Do this -
Copy out each line of the material below that holds the string "belőle".

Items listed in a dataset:
********

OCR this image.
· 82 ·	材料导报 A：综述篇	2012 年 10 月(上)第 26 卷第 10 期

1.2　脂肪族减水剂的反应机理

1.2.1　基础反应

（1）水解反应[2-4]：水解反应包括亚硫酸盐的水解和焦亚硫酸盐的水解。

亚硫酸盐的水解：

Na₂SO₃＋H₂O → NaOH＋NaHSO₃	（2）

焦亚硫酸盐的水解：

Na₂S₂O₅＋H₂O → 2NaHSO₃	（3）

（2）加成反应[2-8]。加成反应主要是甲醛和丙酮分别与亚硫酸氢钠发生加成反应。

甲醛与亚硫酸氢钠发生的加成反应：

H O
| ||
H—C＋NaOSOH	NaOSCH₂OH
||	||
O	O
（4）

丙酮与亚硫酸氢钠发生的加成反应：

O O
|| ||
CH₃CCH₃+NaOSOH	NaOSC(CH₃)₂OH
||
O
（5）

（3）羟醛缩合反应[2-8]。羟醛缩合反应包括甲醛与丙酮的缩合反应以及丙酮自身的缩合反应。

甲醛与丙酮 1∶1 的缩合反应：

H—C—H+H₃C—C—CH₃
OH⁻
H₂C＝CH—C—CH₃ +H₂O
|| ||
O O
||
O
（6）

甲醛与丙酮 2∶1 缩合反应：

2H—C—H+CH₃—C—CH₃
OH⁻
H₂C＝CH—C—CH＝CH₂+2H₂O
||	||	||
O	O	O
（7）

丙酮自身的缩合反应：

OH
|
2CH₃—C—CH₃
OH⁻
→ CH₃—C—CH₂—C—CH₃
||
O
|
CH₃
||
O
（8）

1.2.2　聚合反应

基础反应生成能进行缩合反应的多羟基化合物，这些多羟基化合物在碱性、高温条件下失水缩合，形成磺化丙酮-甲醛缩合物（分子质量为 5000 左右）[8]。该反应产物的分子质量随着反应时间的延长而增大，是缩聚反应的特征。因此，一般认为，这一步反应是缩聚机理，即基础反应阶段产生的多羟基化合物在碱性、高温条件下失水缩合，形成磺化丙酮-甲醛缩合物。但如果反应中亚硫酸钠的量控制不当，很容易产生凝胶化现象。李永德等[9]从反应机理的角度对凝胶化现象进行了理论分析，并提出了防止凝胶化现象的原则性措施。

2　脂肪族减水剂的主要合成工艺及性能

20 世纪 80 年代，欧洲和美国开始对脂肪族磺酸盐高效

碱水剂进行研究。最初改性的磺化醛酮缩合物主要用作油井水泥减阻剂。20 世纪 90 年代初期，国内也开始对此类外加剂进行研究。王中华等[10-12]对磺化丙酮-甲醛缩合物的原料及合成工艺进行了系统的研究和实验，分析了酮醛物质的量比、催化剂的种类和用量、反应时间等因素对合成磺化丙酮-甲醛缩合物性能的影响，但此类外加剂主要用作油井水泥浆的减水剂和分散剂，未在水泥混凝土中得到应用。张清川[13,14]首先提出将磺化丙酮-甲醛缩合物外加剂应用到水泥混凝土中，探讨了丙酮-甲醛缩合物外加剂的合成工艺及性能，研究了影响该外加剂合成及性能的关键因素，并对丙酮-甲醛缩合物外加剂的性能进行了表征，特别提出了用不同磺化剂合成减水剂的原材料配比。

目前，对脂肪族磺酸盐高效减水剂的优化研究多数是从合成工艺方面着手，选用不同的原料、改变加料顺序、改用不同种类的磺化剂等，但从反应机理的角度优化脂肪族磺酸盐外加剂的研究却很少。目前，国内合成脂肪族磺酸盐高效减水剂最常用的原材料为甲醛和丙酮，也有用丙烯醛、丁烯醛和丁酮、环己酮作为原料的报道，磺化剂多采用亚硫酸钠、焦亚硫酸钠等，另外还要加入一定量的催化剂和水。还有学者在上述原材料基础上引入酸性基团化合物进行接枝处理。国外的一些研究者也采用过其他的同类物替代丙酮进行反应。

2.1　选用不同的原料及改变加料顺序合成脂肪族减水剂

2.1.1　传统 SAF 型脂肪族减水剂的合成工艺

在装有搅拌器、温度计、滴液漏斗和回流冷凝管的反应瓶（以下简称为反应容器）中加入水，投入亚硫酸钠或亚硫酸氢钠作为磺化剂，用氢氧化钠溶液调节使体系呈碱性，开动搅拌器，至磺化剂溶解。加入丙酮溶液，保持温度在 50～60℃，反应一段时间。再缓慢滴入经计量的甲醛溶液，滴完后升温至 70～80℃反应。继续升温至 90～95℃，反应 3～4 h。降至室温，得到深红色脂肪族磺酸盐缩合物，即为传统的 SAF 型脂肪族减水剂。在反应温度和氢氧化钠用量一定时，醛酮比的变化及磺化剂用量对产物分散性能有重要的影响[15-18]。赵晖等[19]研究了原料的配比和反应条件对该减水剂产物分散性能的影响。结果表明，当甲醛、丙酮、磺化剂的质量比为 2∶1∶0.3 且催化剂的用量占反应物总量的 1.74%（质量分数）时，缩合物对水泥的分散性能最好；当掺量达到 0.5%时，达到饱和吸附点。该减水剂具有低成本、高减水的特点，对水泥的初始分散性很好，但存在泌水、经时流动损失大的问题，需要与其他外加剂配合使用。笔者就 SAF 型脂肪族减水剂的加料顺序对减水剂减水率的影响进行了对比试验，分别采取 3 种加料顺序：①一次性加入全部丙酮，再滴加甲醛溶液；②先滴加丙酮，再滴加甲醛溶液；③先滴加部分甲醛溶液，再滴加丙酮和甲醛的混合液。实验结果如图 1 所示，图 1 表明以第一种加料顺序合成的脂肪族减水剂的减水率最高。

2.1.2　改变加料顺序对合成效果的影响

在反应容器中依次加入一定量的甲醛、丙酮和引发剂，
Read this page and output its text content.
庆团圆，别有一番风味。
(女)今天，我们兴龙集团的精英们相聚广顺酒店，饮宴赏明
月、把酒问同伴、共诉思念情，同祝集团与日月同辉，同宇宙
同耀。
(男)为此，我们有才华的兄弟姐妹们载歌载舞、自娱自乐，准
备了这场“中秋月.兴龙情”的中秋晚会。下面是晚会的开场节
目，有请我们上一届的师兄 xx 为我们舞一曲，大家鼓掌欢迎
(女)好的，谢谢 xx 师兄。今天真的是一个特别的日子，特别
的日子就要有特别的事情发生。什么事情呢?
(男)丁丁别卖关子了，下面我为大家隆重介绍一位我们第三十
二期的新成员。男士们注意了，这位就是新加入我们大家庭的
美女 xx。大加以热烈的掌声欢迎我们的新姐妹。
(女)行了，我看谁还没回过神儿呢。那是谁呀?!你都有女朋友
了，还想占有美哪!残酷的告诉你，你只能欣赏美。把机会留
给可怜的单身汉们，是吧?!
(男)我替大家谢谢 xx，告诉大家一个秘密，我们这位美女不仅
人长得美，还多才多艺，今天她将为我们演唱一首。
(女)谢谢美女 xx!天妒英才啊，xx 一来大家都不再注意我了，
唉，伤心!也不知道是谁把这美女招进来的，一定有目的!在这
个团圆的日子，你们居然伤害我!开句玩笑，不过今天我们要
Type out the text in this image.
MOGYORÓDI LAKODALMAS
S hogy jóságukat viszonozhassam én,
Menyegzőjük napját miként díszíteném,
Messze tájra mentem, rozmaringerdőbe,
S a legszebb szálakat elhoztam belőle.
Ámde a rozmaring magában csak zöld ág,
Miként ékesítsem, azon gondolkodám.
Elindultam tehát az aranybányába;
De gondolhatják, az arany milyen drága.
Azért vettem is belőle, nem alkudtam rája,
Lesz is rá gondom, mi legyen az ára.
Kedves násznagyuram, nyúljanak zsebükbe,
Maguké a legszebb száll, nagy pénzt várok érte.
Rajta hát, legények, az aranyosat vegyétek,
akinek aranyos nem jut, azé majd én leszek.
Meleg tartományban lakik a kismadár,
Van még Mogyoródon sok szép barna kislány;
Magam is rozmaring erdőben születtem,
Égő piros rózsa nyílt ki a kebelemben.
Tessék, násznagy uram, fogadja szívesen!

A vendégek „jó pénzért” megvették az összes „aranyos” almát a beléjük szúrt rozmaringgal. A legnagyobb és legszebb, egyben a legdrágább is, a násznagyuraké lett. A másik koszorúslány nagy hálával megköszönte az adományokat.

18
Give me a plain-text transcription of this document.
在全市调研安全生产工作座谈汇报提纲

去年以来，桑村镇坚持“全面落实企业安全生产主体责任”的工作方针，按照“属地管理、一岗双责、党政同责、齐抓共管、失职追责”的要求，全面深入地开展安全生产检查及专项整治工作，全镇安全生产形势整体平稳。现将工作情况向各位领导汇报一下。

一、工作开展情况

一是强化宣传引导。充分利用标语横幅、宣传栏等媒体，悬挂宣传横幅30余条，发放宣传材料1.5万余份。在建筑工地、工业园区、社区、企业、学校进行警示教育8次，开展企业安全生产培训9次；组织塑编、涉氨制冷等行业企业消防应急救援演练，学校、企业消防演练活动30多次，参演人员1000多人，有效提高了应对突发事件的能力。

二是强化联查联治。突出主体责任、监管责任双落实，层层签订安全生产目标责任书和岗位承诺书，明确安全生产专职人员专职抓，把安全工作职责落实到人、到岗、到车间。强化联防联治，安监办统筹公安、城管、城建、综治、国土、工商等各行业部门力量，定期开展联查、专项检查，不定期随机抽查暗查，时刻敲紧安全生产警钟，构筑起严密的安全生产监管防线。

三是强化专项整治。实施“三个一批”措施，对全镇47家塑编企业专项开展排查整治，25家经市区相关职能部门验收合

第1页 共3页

********

Response to the task -
S a legszebb szálakat elhoztam belőle.
Azért vettem is belőle, nem alkudtam rája,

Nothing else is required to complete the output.